■ **SOURCE DATA**:

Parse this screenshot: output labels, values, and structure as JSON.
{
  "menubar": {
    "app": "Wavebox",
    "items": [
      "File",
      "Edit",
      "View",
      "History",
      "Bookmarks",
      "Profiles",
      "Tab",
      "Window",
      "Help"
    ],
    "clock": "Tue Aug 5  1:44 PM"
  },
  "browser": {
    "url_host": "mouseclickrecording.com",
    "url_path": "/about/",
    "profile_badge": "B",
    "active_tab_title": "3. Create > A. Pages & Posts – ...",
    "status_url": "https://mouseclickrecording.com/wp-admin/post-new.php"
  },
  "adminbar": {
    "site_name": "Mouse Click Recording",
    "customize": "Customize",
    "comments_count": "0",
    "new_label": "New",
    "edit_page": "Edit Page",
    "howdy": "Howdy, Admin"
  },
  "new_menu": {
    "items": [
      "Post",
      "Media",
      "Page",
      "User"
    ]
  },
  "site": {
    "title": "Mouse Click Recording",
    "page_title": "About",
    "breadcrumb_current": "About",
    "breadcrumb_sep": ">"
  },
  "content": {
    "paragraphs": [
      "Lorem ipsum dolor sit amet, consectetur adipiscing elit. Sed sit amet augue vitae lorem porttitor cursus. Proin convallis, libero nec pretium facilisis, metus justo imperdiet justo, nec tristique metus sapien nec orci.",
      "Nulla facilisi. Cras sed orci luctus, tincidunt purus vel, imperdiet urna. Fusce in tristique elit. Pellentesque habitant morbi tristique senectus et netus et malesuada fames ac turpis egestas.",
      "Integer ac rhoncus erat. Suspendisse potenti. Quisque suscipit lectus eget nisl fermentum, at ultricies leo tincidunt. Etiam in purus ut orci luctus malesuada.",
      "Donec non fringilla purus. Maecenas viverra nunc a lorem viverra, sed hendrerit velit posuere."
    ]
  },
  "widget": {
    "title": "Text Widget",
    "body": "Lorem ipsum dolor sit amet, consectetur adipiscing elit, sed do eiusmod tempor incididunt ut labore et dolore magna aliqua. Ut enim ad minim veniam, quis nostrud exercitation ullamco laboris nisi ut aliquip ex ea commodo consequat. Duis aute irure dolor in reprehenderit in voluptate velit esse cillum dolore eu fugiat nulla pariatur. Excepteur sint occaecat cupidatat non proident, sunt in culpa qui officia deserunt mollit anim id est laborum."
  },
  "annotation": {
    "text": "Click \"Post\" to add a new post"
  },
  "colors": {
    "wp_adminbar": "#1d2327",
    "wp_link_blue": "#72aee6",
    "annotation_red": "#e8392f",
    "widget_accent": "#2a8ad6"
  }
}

■ **AIM**: Filter the records, keeping only lines that contain "imperdiet", and show those lines.

■ **FINAL RESULT**:
      "Lorem ipsum dolor sit amet, consectetur adipiscing elit. Sed sit amet augue vitae lorem porttitor cursus. Proin convallis, libero nec pretium facilisis, metus justo imperdiet justo, nec tristique metus sapien nec orci.",
      "Nulla facilisi. Cras sed orci luctus, tincidunt purus vel, imperdiet urna. Fusce in tristique elit. Pellentesque habitant morbi tristique senectus et netus et malesuada fames ac turpis egestas.",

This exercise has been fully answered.